#### PAGE EXCERPT

Studio album by Vincent Herring
- Released: 1993
- Recorded: 1992
- Studio: Sound on Sound, New York City
- Genre: Jazz
- Length: 55:13
- Label: MusicMasters
- Producer: Big Apple Productions

Vincent Herring chronology
| Dawnbird (1993) | Secret Love (1993) | Folklore: Live at the Village Vanguard (1994) |

= Secret Love (Vincent Herring album) =

1993 album by Vincent Herring

Secret Love is an album by saxophonist Vincent Herring, which was recorded in 1992 and released the following year on the MusicMasters label.

==Reception==

AllMusic reviewed the album, stating, "Altoist Vincent Herring's release is an impressive effort. Although he still sounds fairly close to Cannonball Adderley at times, Herring is continuing to develop as a fine modern bop stylist."

Leonard Feather of the Los Angeles Times noted "Herring’s alto sax and Renee Rosnes’ piano here have an innovative sound and style. With fine support from bassist Ira Coleman and drummer Billy Drummond, they cover Strayhorn’s “Chelsea Bridge,” Miles Davis’ “Solar” and a take-no-prisoners version of the title track. A slashing Kenny Barron blues, “And Then Again,” winds things up."

The Chicago Tribune said, "Alto saxophonist Vincent Herring's phrasing isn't unique. You hear Frank Morgan in it, even Charlie Parker. But that doesn't reduce the pleasure, because the sheer musicality overcomes all doubts. Herring has the touch, and everything he touches on this recording glows."

########
#### INFORMATION PROVIDED

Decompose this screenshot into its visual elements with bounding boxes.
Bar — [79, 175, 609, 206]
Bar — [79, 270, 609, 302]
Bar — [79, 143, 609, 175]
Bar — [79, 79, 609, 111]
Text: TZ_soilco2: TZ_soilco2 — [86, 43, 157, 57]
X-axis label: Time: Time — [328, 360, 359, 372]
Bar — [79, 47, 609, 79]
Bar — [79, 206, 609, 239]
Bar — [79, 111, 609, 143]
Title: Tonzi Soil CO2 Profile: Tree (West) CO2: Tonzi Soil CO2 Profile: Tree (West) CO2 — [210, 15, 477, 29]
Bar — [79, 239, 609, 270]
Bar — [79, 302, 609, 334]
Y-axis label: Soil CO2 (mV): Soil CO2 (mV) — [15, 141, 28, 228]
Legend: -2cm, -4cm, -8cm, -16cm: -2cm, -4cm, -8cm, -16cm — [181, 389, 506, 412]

########

:: YOUR TASKS ::
**a)** Answer these questions using the Secret Love album page:
(i) In which studio was the album recorded?
(ii) Who played bass, according to the Los Angeles Times review?
(iii) Which two musicians does the Chicago Tribune say can be heard in Herring's phrasing?
**b)** Retype the part of the Secret Love album page between "1993 album by" and "the MusicMasters label.", inclusive.

:: OUTPUTS IN ORDER ::
**a)**
(i) Sound on Sound, New York City
(ii) Ira Coleman
(iii) Frank Morgan and Charlie Parker

**b)**
1993 album by Vincent Herring

Secret Love is an album by saxophonist Vincent Herring, which was recorded in 1992 and released the following year on the MusicMasters label.